**GIVEN INSTRUCTION:**
Return the listing below in full, with every line exactly as it is.

**TASK INPUTS:**
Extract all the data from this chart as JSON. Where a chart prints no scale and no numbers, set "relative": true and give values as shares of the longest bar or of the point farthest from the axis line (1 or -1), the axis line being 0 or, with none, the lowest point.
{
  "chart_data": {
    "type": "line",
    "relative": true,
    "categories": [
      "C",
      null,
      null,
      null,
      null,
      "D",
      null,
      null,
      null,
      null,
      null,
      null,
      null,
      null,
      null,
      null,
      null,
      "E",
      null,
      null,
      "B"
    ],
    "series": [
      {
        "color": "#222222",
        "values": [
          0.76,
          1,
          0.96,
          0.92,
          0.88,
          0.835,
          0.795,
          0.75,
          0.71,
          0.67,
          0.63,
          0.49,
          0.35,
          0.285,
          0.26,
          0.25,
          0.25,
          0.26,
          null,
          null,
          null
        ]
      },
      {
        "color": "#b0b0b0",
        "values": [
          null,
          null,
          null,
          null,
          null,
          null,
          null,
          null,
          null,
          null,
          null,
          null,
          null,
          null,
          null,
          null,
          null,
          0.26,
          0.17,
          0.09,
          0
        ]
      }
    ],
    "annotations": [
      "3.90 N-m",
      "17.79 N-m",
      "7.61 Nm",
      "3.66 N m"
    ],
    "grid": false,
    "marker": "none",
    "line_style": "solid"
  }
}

**EXERCISE OUTPUT:**
Extract all the data from this chart as JSON. Where a chart prints no scale and no numbers, set "relative": true and give values as shares of the longest bar or of the point farthest from the axis line (1 or -1), the axis line being 0 or, with none, the lowest point.
{
  "chart_data": {
    "type": "line",
    "relative": true,
    "categories": [
      "C",
      null,
      null,
      null,
      null,
      "D",
      null,
      null,
      null,
      null,
      null,
      null,
      null,
      null,
      null,
      null,
      null,
      "E",
      null,
      null,
      "B"
    ],
    "series": [
      {
        "color": "#222222",
        "values": [
          0.76,
          1,
          0.96,
          0.92,
          0.88,
          0.835,
          0.795,
          0.75,
          0.71,
          0.67,
          0.63,
          0.49,
          0.35,
          0.285,
          0.26,
          0.25,
          0.25,
          0.26,
          null,
          null,
          null
        ]
      },
      {
        "color": "#b0b0b0",
        "values": [
          null,
          null,
          null,
          null,
          null,
          null,
          null,
          null,
          null,
          null,
          null,
          null,
          null,
          null,
          null,
          null,
          null,
          0.26,
          0.17,
          0.09,
          0
        ]
      }
    ],
    "annotations": [
      "3.90 N-m",
      "17.79 N-m",
      "7.61 Nm",
      "3.66 N m"
    ],
    "grid": false,
    "marker": "none",
    "line_style": "solid"
  }
}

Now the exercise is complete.